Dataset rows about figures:

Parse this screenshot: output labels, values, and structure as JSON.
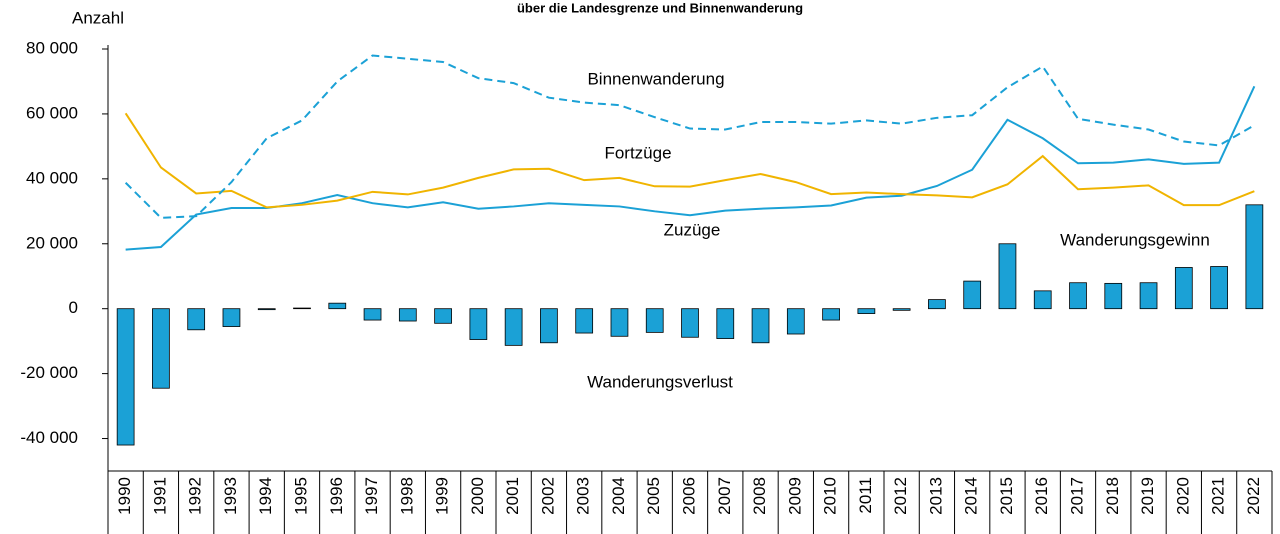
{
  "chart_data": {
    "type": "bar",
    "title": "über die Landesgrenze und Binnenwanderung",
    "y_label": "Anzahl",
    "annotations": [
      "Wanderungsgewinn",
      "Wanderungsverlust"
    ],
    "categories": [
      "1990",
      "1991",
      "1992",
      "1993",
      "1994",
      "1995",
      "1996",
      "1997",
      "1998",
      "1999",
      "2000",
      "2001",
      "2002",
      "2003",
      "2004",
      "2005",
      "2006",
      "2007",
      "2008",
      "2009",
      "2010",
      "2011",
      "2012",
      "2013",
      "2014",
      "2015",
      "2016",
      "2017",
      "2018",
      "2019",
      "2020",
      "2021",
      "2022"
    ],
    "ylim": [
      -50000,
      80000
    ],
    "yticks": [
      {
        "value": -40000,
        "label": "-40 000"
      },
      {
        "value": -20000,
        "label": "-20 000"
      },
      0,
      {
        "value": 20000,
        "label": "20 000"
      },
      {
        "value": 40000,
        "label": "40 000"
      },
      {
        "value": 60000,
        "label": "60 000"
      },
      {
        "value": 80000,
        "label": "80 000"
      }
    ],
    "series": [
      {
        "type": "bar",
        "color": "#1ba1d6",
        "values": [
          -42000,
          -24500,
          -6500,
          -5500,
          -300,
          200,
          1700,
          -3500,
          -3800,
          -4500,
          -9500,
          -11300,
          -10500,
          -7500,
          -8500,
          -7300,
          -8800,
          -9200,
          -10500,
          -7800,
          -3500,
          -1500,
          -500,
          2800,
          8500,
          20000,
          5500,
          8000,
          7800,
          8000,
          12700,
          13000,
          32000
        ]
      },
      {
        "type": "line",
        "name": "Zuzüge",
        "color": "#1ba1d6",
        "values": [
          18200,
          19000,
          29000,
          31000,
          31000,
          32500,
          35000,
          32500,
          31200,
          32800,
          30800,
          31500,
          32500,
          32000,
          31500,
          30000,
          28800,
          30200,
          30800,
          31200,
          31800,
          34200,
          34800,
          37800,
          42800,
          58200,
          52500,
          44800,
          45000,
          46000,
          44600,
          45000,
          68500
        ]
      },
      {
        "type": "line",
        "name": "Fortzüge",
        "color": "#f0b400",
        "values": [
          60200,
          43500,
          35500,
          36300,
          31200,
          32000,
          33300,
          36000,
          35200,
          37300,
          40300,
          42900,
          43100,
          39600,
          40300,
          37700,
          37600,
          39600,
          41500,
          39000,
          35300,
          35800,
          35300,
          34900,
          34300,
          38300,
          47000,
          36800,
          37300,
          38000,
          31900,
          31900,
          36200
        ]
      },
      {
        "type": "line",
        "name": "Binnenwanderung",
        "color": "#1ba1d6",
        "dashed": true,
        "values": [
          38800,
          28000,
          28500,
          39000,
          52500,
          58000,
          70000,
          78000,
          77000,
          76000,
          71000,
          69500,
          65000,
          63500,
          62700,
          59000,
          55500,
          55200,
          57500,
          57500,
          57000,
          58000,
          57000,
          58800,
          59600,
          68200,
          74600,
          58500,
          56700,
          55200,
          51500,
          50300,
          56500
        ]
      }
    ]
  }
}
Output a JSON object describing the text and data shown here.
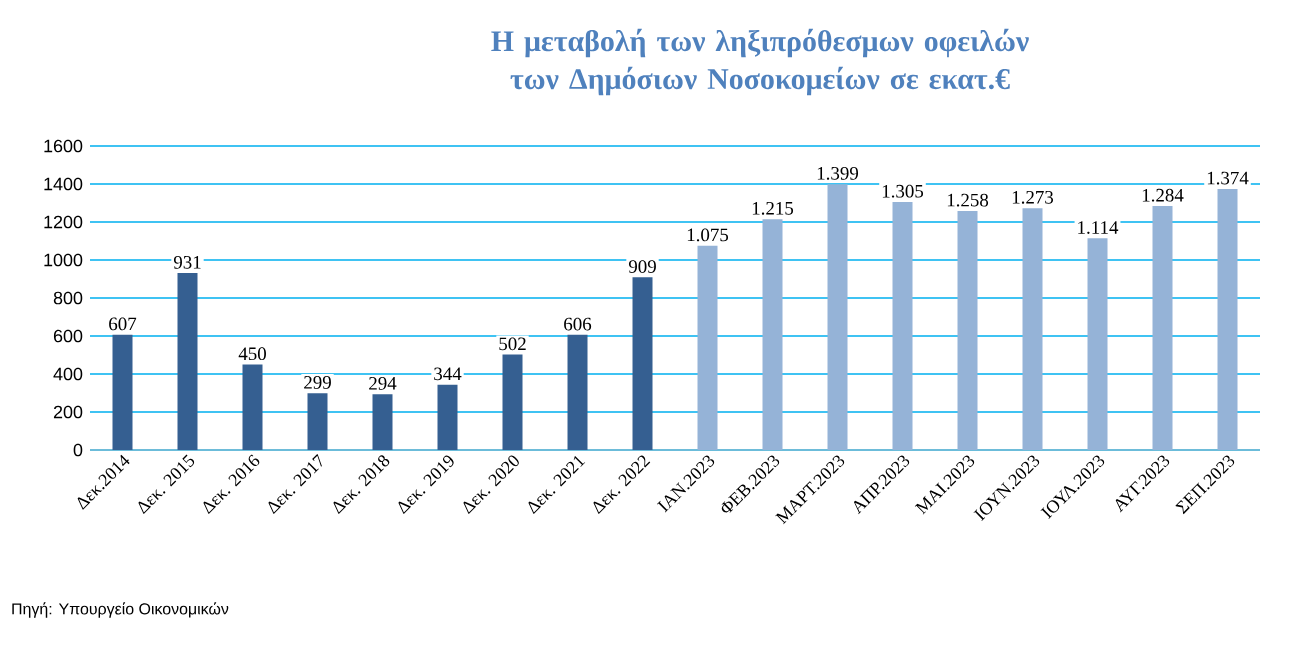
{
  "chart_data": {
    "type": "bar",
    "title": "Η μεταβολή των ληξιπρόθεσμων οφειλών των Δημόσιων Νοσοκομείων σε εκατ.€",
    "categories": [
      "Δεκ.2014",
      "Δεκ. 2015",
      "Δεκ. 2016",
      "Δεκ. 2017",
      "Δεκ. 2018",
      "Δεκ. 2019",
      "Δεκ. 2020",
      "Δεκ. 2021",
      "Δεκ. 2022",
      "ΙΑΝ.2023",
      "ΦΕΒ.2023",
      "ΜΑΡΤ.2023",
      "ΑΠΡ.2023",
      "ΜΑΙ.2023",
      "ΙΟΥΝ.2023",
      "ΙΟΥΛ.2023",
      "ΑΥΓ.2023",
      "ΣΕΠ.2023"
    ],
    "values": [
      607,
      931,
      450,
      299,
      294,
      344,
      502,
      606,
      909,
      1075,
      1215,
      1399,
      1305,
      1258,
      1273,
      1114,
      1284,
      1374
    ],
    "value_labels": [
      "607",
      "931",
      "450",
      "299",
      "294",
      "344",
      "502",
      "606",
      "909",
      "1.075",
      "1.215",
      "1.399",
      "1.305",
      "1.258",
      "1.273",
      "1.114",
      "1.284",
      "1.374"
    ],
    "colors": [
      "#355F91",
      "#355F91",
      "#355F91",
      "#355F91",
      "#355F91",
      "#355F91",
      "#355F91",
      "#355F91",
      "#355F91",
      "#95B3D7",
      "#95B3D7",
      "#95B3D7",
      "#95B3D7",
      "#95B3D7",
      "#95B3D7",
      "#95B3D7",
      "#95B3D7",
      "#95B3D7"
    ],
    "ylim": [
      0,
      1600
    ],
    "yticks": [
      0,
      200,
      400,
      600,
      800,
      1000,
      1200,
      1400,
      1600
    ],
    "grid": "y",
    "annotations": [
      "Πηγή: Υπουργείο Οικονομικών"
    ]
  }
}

=== SET TASK ===
Gather each line holding the string "JSON".

=== SOLUTION TO THIS TASK ===
Parse this screenshot: output labels, values, and structure as JSON.
Output a JSON object describing the text and data shown here.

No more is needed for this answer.